-- begin Provided passage --

Sohnen, the fictional town of some five hundred residents where the film takes place, is located in Germany’s scenic and rural Hunsrück region. The perfect setting for a Heimatfilm, however, is turned into something radically other in Käutner’s hands. The opening shots of the film present the viewer with large blocks of text that nearly eclipse the landscape behind them, as if to suggest its relative insignificance. Stripped of its traditional visual coordinates, the Heimat is reduced to a sort of postapocalyptic, modernist wasteland that recalls the “non-places” discussed by Marc Augé. The construction site where Robert transports gravel is nothing but a massive pit in the earth amidst a monotonous expanse of gravel. His “country house,” a mere shack located along the side of a desolate highway, is seemingly in the middle of nowhere. There is also a curious miniature reconstruction of a folksy German church that Robert has built on his property, as if longing for a connection to a more traditional sense of homeland that is not otherwise accessible. As much an indicator of this traditional culture’s apparent absence as its longed-for status, the church, we unsurprisingly learn, was copied not from an actual church but from an image Robert saw in a calendar. The comforting Germany of the Heimatfilm, it would seem, is rendered further than ever from modern German experience.

When we do see an actual church in Black Gravel, the contrast with Robert’s reconstruction could not be starker. Located on the military base, the church features a sleek, nondescript façade and a comically rotatable chancel that swivels around every time the Catholics and Protestants alternate services (despite the film’s overall bleakness, Käutner often manages to subtly weave in comedy, as in many of his films). Similarly, the apartments on the base are repeating rows of nondescript modernist buildings whose interiors, according to Robert, are also all identical. “Even from the window,” he tells Inge while looking out onto the street, “you can’t tell where you are.” The few indicators of place that do exist in the film are nearly all non-German. The “Atlantic,” the town brothel where Robert resides, is filled with American soldiers and bears few traces of Germanness (and even less of traditional Heimatfilm values). Inge’s apartment is adorned with Asian and African statuettes, and Robert’s “country house” is full of Americana. Despite Germany’s famed automotive and technical prowess, Robert drives a French truck and Anni listens to a Japanese radio.

The dizzying accident at the center of Black Gravel is fittingly captured by the film’s carefully composed noir frames.

-- end Provided passage --

◆ **Tasks to carry out**
(A) Reproduce the records verbatim, starting at their first line and ending at the line containing "occurrence-dot — [133, 367, 140, 373]", with both of those lines included.
(B) Carry on the passage about the film Black Gravel from the point where it stops.
The passage and the records below it have separate, unrelated origins.

-- begin Task material --

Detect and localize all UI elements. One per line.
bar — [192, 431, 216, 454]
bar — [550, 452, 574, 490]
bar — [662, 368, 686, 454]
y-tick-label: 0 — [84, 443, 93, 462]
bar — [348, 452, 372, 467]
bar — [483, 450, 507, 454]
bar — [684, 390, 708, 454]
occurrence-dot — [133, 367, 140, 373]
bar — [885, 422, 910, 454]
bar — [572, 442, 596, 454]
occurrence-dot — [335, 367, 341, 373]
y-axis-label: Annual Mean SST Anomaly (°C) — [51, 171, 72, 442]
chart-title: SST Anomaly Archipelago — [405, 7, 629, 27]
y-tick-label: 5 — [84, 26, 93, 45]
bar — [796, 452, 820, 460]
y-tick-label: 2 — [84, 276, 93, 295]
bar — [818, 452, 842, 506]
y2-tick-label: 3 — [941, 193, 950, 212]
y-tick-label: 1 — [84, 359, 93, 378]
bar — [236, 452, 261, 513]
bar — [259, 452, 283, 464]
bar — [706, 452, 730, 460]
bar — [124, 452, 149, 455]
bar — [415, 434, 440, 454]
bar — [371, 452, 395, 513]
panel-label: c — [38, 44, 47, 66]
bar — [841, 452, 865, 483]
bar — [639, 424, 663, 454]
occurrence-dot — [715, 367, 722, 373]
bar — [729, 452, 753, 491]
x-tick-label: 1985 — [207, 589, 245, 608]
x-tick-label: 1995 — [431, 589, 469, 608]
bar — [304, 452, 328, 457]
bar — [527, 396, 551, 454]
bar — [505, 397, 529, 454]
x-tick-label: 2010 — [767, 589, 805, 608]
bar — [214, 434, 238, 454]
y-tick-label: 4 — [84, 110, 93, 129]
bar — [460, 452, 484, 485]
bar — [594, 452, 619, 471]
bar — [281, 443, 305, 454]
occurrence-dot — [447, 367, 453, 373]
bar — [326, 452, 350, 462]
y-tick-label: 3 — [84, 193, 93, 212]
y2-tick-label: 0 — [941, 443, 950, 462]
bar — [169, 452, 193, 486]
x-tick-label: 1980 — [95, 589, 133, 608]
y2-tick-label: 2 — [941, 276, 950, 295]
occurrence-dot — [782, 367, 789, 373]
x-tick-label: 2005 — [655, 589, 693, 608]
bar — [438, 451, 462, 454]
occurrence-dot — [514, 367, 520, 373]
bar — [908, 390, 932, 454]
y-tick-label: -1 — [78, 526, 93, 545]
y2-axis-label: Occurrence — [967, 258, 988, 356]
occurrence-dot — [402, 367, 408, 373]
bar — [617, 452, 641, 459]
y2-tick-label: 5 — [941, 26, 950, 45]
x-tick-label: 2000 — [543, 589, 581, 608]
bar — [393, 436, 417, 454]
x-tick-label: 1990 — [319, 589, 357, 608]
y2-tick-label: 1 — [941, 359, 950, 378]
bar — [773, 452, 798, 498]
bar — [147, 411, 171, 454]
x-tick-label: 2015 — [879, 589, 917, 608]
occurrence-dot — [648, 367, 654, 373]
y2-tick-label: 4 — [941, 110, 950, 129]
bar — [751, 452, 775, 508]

-- end Task material --

◆ **Outputs for the tasks**
(A)
Detect and localize all UI elements. One per line.
bar — [192, 431, 216, 454]
bar — [550, 452, 574, 490]
bar — [662, 368, 686, 454]
y-tick-label: 0 — [84, 443, 93, 462]
bar — [348, 452, 372, 467]
bar — [483, 450, 507, 454]
bar — [684, 390, 708, 454]
occurrence-dot — [133, 367, 140, 373]

(B)
During a key scene late in the film, the characters sing a ballad about a forlorn traveler longing for the comforts of home. It is a telling moment, as none of the characters feel properly “at home” anymore in Käutner’s Germany. Nearly everyone seems to be trying to escape: we overhear a woman who helps run the brothel ask “how do we finally get out of here?”; Otto and Robert’s former girlfriend Elli are planning to move to Canada; and Inge, who formerly lived abroad with her husband, is now desperate for him to take her away to America. Even Inge’s beloved dog has run away from home. The longing to escape is captured perfectly by the film’s restlessly moving camera, as well as by low angle shots of characters claustrophobically framed against the ships that decorate the low ceiling of the Atlantic. Off-center shots of characters who linger tentatively at the edge of the frame, rather than fully inhabit the space, convey their feelings of dislocation. Even in death the film’s characters are not properly at home: they lie not in German soil, but in the artificial gravel Robert buries them in at the American base.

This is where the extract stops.